TASK DESCRIPTION
Output the full listing below exactly as it reads, and skip anything that is a picture.
::: EXERCISE INPUTS :::
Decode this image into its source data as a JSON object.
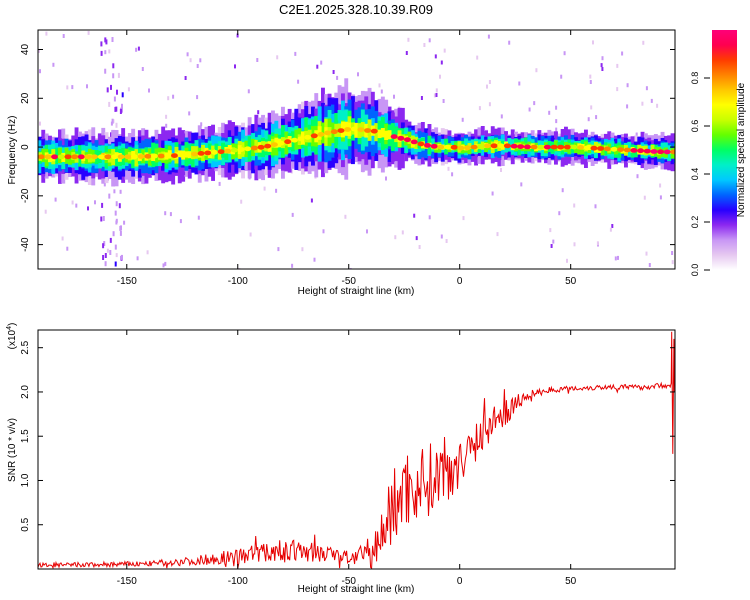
{
  "title": "C2E1.2025.328.10.39.R09",
  "chart_data": [
    {
      "type": "heatmap",
      "xlabel": "Height of straight line (km)",
      "ylabel": "Frequency (Hz)",
      "xlim": [
        -190,
        97
      ],
      "ylim": [
        -50,
        48
      ],
      "x_ticks": [
        -150,
        -100,
        -50,
        0,
        50
      ],
      "y_ticks": [
        -40,
        -20,
        0,
        20,
        40
      ],
      "ridge": {
        "x": [
          -190,
          -170,
          -150,
          -130,
          -110,
          -100,
          -90,
          -80,
          -70,
          -60,
          -50,
          -45,
          -40,
          -35,
          -30,
          -25,
          -20,
          -15,
          -10,
          -5,
          0,
          10,
          20,
          30,
          40,
          50,
          60,
          70,
          80,
          90,
          97
        ],
        "y": [
          -4,
          -4,
          -4,
          -3.5,
          -2,
          -1,
          0,
          2,
          4,
          6,
          7.5,
          7,
          6.5,
          5.5,
          4,
          3,
          1.5,
          0.5,
          0,
          0,
          -0.5,
          0.5,
          0.5,
          0,
          0,
          0,
          -0.5,
          -1,
          -1.5,
          -2,
          -2
        ],
        "spread": [
          3,
          3,
          3,
          3,
          3,
          3.2,
          3.5,
          4,
          4.5,
          5,
          5.5,
          5,
          4.5,
          4,
          3.5,
          3,
          2.5,
          2.2,
          2,
          2,
          2,
          2,
          2,
          2,
          2,
          2,
          2,
          2,
          2,
          2,
          2
        ]
      },
      "colorbar": {
        "label": "Normalized spectral amplitude",
        "range": [
          0,
          1
        ],
        "ticks": [
          "0.0",
          "0.2",
          "0.4",
          "0.6",
          "0.8"
        ],
        "tick_values": [
          0,
          0.2,
          0.4,
          0.6,
          0.8
        ],
        "colors": [
          "#ffffff",
          "#e6c8f0",
          "#c896f5",
          "#8c28f0",
          "#2800ff",
          "#0064ff",
          "#00c8ff",
          "#00f0c8",
          "#00ff64",
          "#64ff00",
          "#c8ff00",
          "#ffff00",
          "#ffc800",
          "#ff8200",
          "#ff3c00",
          "#ff0050",
          "#ff0078"
        ]
      }
    },
    {
      "type": "line",
      "xlabel": "Height of straight line (km)",
      "ylabel": "SNR (10 * v/v)",
      "scale_label": "(x10",
      "scale_exp": "4",
      "scale_close": ")",
      "xlim": [
        -190,
        97
      ],
      "ylim": [
        0,
        2.7
      ],
      "x_ticks": [
        -150,
        -100,
        -50,
        0,
        50
      ],
      "y_ticks": [
        0.5,
        1.0,
        1.5,
        2.0,
        2.5
      ],
      "y_tick_labels": [
        "0.5",
        "1.0",
        "1.5",
        "2.0",
        "2.5"
      ],
      "color": "#e60000",
      "series": {
        "x": [
          -190,
          -160,
          -140,
          -120,
          -110,
          -100,
          -90,
          -80,
          -70,
          -60,
          -50,
          -40,
          -35,
          -30,
          -25,
          -20,
          -15,
          -10,
          -5,
          0,
          5,
          10,
          15,
          20,
          25,
          30,
          35,
          40,
          50,
          60,
          70,
          80,
          90,
          95
        ],
        "y": [
          0.04,
          0.05,
          0.06,
          0.09,
          0.12,
          0.15,
          0.18,
          0.2,
          0.2,
          0.17,
          0.13,
          0.15,
          0.4,
          0.7,
          0.9,
          0.95,
          1.0,
          1.05,
          1.12,
          1.25,
          1.4,
          1.55,
          1.65,
          1.75,
          1.85,
          1.95,
          2.0,
          2.02,
          2.04,
          2.05,
          2.06,
          2.05,
          2.07,
          2.08
        ],
        "noise": [
          0.03,
          0.03,
          0.03,
          0.05,
          0.07,
          0.09,
          0.11,
          0.13,
          0.12,
          0.1,
          0.08,
          0.15,
          0.3,
          0.45,
          0.45,
          0.45,
          0.42,
          0.4,
          0.35,
          0.32,
          0.28,
          0.25,
          0.2,
          0.15,
          0.1,
          0.06,
          0.04,
          0.03,
          0.03,
          0.03,
          0.03,
          0.03,
          0.03,
          0.03
        ]
      }
    }
  ]
}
:::
OUTPUT BELOW
Decode this image into its source data as a JSON object.
{
  "title": "C2E1.2025.328.10.39.R09",
  "chart_data": [
    {
      "type": "heatmap",
      "xlabel": "Height of straight line (km)",
      "ylabel": "Frequency (Hz)",
      "xlim": [
        -190,
        97
      ],
      "ylim": [
        -50,
        48
      ],
      "x_ticks": [
        -150,
        -100,
        -50,
        0,
        50
      ],
      "y_ticks": [
        -40,
        -20,
        0,
        20,
        40
      ],
      "ridge": {
        "x": [
          -190,
          -170,
          -150,
          -130,
          -110,
          -100,
          -90,
          -80,
          -70,
          -60,
          -50,
          -45,
          -40,
          -35,
          -30,
          -25,
          -20,
          -15,
          -10,
          -5,
          0,
          10,
          20,
          30,
          40,
          50,
          60,
          70,
          80,
          90,
          97
        ],
        "y": [
          -4,
          -4,
          -4,
          -3.5,
          -2,
          -1,
          0,
          2,
          4,
          6,
          7.5,
          7,
          6.5,
          5.5,
          4,
          3,
          1.5,
          0.5,
          0,
          0,
          -0.5,
          0.5,
          0.5,
          0,
          0,
          0,
          -0.5,
          -1,
          -1.5,
          -2,
          -2
        ],
        "spread": [
          3,
          3,
          3,
          3,
          3,
          3.2,
          3.5,
          4,
          4.5,
          5,
          5.5,
          5,
          4.5,
          4,
          3.5,
          3,
          2.5,
          2.2,
          2,
          2,
          2,
          2,
          2,
          2,
          2,
          2,
          2,
          2,
          2,
          2,
          2
        ]
      },
      "colorbar": {
        "label": "Normalized spectral amplitude",
        "range": [
          0,
          1
        ],
        "ticks": [
          "0.0",
          "0.2",
          "0.4",
          "0.6",
          "0.8"
        ],
        "tick_values": [
          0,
          0.2,
          0.4,
          0.6,
          0.8
        ],
        "colors": [
          "#ffffff",
          "#e6c8f0",
          "#c896f5",
          "#8c28f0",
          "#2800ff",
          "#0064ff",
          "#00c8ff",
          "#00f0c8",
          "#00ff64",
          "#64ff00",
          "#c8ff00",
          "#ffff00",
          "#ffc800",
          "#ff8200",
          "#ff3c00",
          "#ff0050",
          "#ff0078"
        ]
      }
    },
    {
      "type": "line",
      "xlabel": "Height of straight line (km)",
      "ylabel": "SNR (10 * v/v)",
      "scale_label": "(x10",
      "scale_exp": "4",
      "scale_close": ")",
      "xlim": [
        -190,
        97
      ],
      "ylim": [
        0,
        2.7
      ],
      "x_ticks": [
        -150,
        -100,
        -50,
        0,
        50
      ],
      "y_ticks": [
        0.5,
        1.0,
        1.5,
        2.0,
        2.5
      ],
      "y_tick_labels": [
        "0.5",
        "1.0",
        "1.5",
        "2.0",
        "2.5"
      ],
      "color": "#e60000",
      "series": {
        "x": [
          -190,
          -160,
          -140,
          -120,
          -110,
          -100,
          -90,
          -80,
          -70,
          -60,
          -50,
          -40,
          -35,
          -30,
          -25,
          -20,
          -15,
          -10,
          -5,
          0,
          5,
          10,
          15,
          20,
          25,
          30,
          35,
          40,
          50,
          60,
          70,
          80,
          90,
          95
        ],
        "y": [
          0.04,
          0.05,
          0.06,
          0.09,
          0.12,
          0.15,
          0.18,
          0.2,
          0.2,
          0.17,
          0.13,
          0.15,
          0.4,
          0.7,
          0.9,
          0.95,
          1.0,
          1.05,
          1.12,
          1.25,
          1.4,
          1.55,
          1.65,
          1.75,
          1.85,
          1.95,
          2.0,
          2.02,
          2.04,
          2.05,
          2.06,
          2.05,
          2.07,
          2.08
        ],
        "noise": [
          0.03,
          0.03,
          0.03,
          0.05,
          0.07,
          0.09,
          0.11,
          0.13,
          0.12,
          0.1,
          0.08,
          0.15,
          0.3,
          0.45,
          0.45,
          0.45,
          0.42,
          0.4,
          0.35,
          0.32,
          0.28,
          0.25,
          0.2,
          0.15,
          0.1,
          0.06,
          0.04,
          0.03,
          0.03,
          0.03,
          0.03,
          0.03,
          0.03,
          0.03
        ]
      }
    }
  ]
}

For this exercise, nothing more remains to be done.